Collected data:
---------------

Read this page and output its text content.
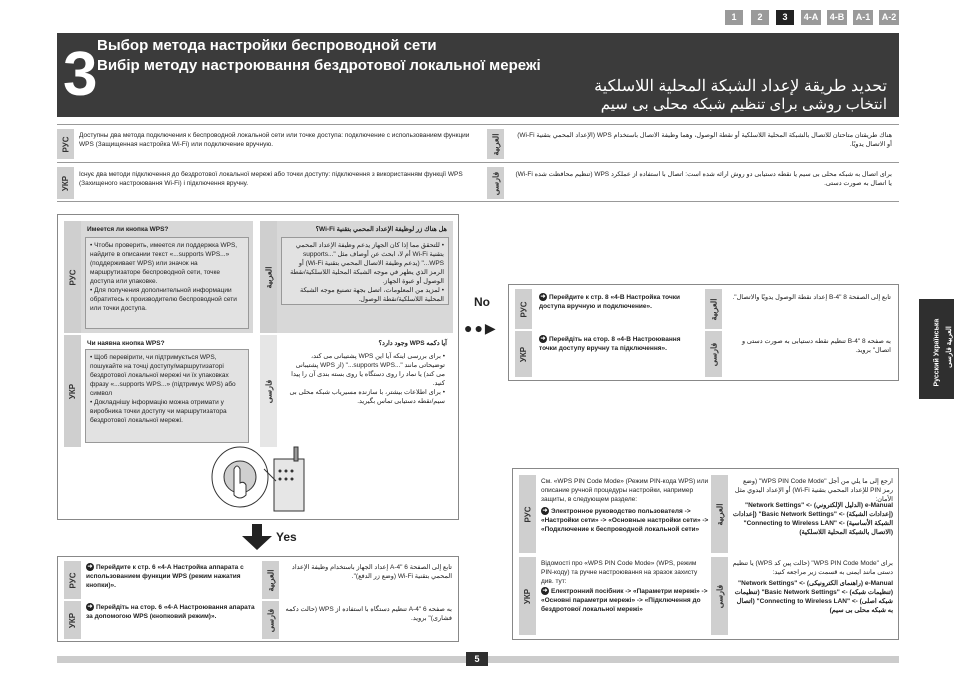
1	2	3	4-A	4-B	A-1	A-2
3 Выбор метода настройки беспроводной сети
Вибір методу настроювання бездротової локальної мережі
تحديد طريقة لإعداد الشبكة المحلية اللاسلكية
انتخاب روشی برای تنظیم شبکه محلی بی سیم
РУС
Доступны два метода подключения к беспроводной локальной сети или точке доступа: подключение с использованием функции WPS (Защищенная настройка Wi-Fi) или подключение вручную.	العربية	هناك طريقتان متاحتان للاتصال بالشبكة المحلية اللاسلكية أو نقطة الوصول، وهما وظيفة الاتصال باستخدام WPS (الإعداد المحمي بتقنية Wi-Fi) أو الاتصال يدويًا.
УКР
Існує два методи підключення до бездротової локальної мережі або точки доступу: підключення з використанням функції WPS (Захищеного настроювання Wi-Fi) і підключення вручну.	فارسی	برای اتصال به شبکه محلی بی سیم یا نقطه دستیابی دو روش ارائه شده است: اتصال با استفاده از عملکرد WPS (تنظیم محافظت شده Wi-Fi) یا اتصال به صورت دستی.
РУС
Имеется ли кнопка WPS?
• Чтобы проверить, имеется ли поддержка WPS, найдите в описании текст «...supports WPS...» (поддерживает WPS) или значок на маршрутизаторе беспроводной сети, точке доступа или упаковке.
• Для получения дополнительной информации обратитесь к производителю беспроводной сети или точки доступа.
العربية
هل هناك زر لوظيفة الإعداد المحمي بتقنية Wi-Fi؟
• للتحقق مما إذا كان الجهاز يدعم وظيفة الإعداد المحمي بتقنية Wi-Fi أم لا، ابحث عن أوصاف مثل "...supports WPS..." (يدعم وظيفة الاتصال المحمي بتقنية Wi-Fi) أو الرمز الذي يظهر في موجه الشبكة المحلية اللاسلكية/نقطة الوصول أو عبوة الجهاز.
• لمزيد من المعلومات، اتصل بجهة تصنيع موجه الشبكة المحلية اللاسلكية/نقطة الوصول.
УКР
Чи наявна кнопка WPS?
• Щоб перевірити, чи підтримується WPS, пошукайте на точці доступу/маршрутизаторі бездротової локальної мережі чи їх упаковках фразу «...supports WPS...» (підтримує WPS) або символ
• Докладнішу інформацію можна отримати у виробника точки доступу чи маршрутизатора бездротової локальної мережі.
فارسی
آیا دکمه WPS وجود دارد؟
• برای بررسی اینکه آیا این WPS پشتیبانی می کند، توضیحاتی مانند "...supports WPS..." (از WPS پشتیبانی می کند) یا نماد را روی دستگاه یا روی بسته بندی آن را پیدا کنید.
• برای اطلاعات بیشتر، با سازنده مسیریاب شبکه محلی بی سیم/نقطه دستیابی تماس بگیرید.
●●▶
No	РУС
➜ Перейдите к стр. 8 «4-B Настройка точки доступа вручную и подключение».	العربية
تابع إلى الصفحة 8 "4-B إعداد نقطة الوصول يدويًا والاتصال".
УКР
➜ Перейдіть на стор. 8 «4-B Настроювання точки доступу вручну та підключення».	فارسی
به صفحه 8 "4-B تنظیم نقطه دستیابی به صورت دستی و اتصال" بروید.
Yes
РУС
➜ Перейдите к стр. 6 «4-A Настройка аппарата с использованием функции WPS (режим нажатия кнопки)».	العربية
تابع إلى الصفحة 6 "4-A إعداد الجهاز باستخدام وظيفة الإعداد المحمي بتقنية Wi-Fi (وضع زر الدفع)".
УКР
➜ Перейдіть на стор. 6 «4-A Настроювання апарата за допомогою WPS (кнопковий режим)».	فارسی	به صفحه 6 "4-A تنظیم دستگاه با استفاده از WPS (حالت دکمه فشاری)" بروید.
РУС
См. «WPS PIN Code Mode» (Режим PIN-кода WPS) или описание ручной процедуры настройки, например защиты, в следующем разделе:
➜ Электронное руководство пользователя -> «Настройки сети» -> «Основные настройки сети» -> «Подключение к беспроводной локальной сети»
العربية
ارجع إلى ما يلي من أجل "WPS PIN Code Mode" (وضع رمز PIN للإعداد المحمي بتقنية Wi-Fi) أو الإعداد اليدوي مثل الأمان:
e-Manual (الدليل الإلكتروني) -> "Network Settings" (إعدادات الشبكة) -> "Basic Network Settings" (إعدادات الشبكة الأساسية) -> "Connecting to Wireless LAN" (الاتصال بالشبكة المحلية اللاسلكية)
УКР
Відомості про «WPS PIN Code Mode» (WPS, режим PIN-коду) та ручне настроювання на зразок захисту див. тут:
➜ Електронний посібник -> «Параметри мережі» -> «Основні параметри мережі» -> «Підключення до бездротової локальної мережі»
فارسی
برای "WPS PIN Code Mode" (حالت پین کد WPS) یا تنظیم دستی مانند ایمنی به قسمت زیر مراجعه کنید:
e-Manual (راهنمای الکترونیکی) -> "Network Settings" (تنظیمات شبکه) -> "Basic Network Settings" (تنظیمات شبکه اصلی) -> "Connecting to Wireless LAN" (اتصال به شبکه محلی بی سیم)
Русский Українська العربية فارسی
5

---------------

- _EXERCISE BRIEF_:
Reproduce the material above in full, exactly, with no images.

- _RESPONSE_:
Read this page and output its text content.
1	2	3	4-A	4-B	A-1	A-2
3 Выбор метода настройки беспроводной сети
Вибір методу настроювання бездротової локальної мережі
تحديد طريقة لإعداد الشبكة المحلية اللاسلكية
انتخاب روشی برای تنظیم شبکه محلی بی سیم
РУС
Доступны два метода подключения к беспроводной локальной сети или точке доступа: подключение с использованием функции WPS (Защищенная настройка Wi-Fi) или подключение вручную.	العربية	هناك طريقتان متاحتان للاتصال بالشبكة المحلية اللاسلكية أو نقطة الوصول، وهما وظيفة الاتصال باستخدام WPS (الإعداد المحمي بتقنية Wi-Fi) أو الاتصال يدويًا.
УКР
Існує два методи підключення до бездротової локальної мережі або точки доступу: підключення з використанням функції WPS (Захищеного настроювання Wi-Fi) і підключення вручну.	فارسی	برای اتصال به شبکه محلی بی سیم یا نقطه دستیابی دو روش ارائه شده است: اتصال با استفاده از عملکرد WPS (تنظیم محافظت شده Wi-Fi) یا اتصال به صورت دستی.
РУС
Имеется ли кнопка WPS?
• Чтобы проверить, имеется ли поддержка WPS, найдите в описании текст «...supports WPS...» (поддерживает WPS) или значок на маршрутизаторе беспроводной сети, точке доступа или упаковке.
• Для получения дополнительной информации обратитесь к производителю беспроводной сети или точки доступа.
العربية
هل هناك زر لوظيفة الإعداد المحمي بتقنية Wi-Fi؟
• للتحقق مما إذا كان الجهاز يدعم وظيفة الإعداد المحمي بتقنية Wi-Fi أم لا، ابحث عن أوصاف مثل "...supports WPS..." (يدعم وظيفة الاتصال المحمي بتقنية Wi-Fi) أو الرمز الذي يظهر في موجه الشبكة المحلية اللاسلكية/نقطة الوصول أو عبوة الجهاز.
• لمزيد من المعلومات، اتصل بجهة تصنيع موجه الشبكة المحلية اللاسلكية/نقطة الوصول.
УКР
Чи наявна кнопка WPS?
• Щоб перевірити, чи підтримується WPS, пошукайте на точці доступу/маршрутизаторі бездротової локальної мережі чи їх упаковках фразу «...supports WPS...» (підтримує WPS) або символ
• Докладнішу інформацію можна отримати у виробника точки доступу чи маршрутизатора бездротової локальної мережі.
فارسی
آیا دکمه WPS وجود دارد؟
• برای بررسی اینکه آیا این WPS پشتیبانی می کند، توضیحاتی مانند "...supports WPS..." (از WPS پشتیبانی می کند) یا نماد را روی دستگاه یا روی بسته بندی آن را پیدا کنید.
• برای اطلاعات بیشتر، با سازنده مسیریاب شبکه محلی بی سیم/نقطه دستیابی تماس بگیرید.
●●▶
No	РУС
➜ Перейдите к стр. 8 «4-B Настройка точки доступа вручную и подключение».	العربية
تابع إلى الصفحة 8 "4-B إعداد نقطة الوصول يدويًا والاتصال".
УКР
➜ Перейдіть на стор. 8 «4-B Настроювання точки доступу вручну та підключення».	فارسی
به صفحه 8 "4-B تنظیم نقطه دستیابی به صورت دستی و اتصال" بروید.
Yes
РУС
➜ Перейдите к стр. 6 «4-A Настройка аппарата с использованием функции WPS (режим нажатия кнопки)».	العربية
تابع إلى الصفحة 6 "4-A إعداد الجهاز باستخدام وظيفة الإعداد المحمي بتقنية Wi-Fi (وضع زر الدفع)".
УКР
➜ Перейдіть на стор. 6 «4-A Настроювання апарата за допомогою WPS (кнопковий режим)».	فارسی	به صفحه 6 "4-A تنظیم دستگاه با استفاده از WPS (حالت دکمه فشاری)" بروید.
РУС
См. «WPS PIN Code Mode» (Режим PIN-кода WPS) или описание ручной процедуры настройки, например защиты, в следующем разделе:
➜ Электронное руководство пользователя -> «Настройки сети» -> «Основные настройки сети» -> «Подключение к беспроводной локальной сети»
العربية
ارجع إلى ما يلي من أجل "WPS PIN Code Mode" (وضع رمز PIN للإعداد المحمي بتقنية Wi-Fi) أو الإعداد اليدوي مثل الأمان:
e-Manual (الدليل الإلكتروني) -> "Network Settings" (إعدادات الشبكة) -> "Basic Network Settings" (إعدادات الشبكة الأساسية) -> "Connecting to Wireless LAN" (الاتصال بالشبكة المحلية اللاسلكية)
УКР
Відомості про «WPS PIN Code Mode» (WPS, режим PIN-коду) та ручне настроювання на зразок захисту див. тут:
➜ Електронний посібник -> «Параметри мережі» -> «Основні параметри мережі» -> «Підключення до бездротової локальної мережі»
فارسی
برای "WPS PIN Code Mode" (حالت پین کد WPS) یا تنظیم دستی مانند ایمنی به قسمت زیر مراجعه کنید:
e-Manual (راهنمای الکترونیکی) -> "Network Settings" (تنظیمات شبکه) -> "Basic Network Settings" (تنظیمات شبکه اصلی) -> "Connecting to Wireless LAN" (اتصال به شبکه محلی بی سیم)
Русский Українська العربية فارسی
5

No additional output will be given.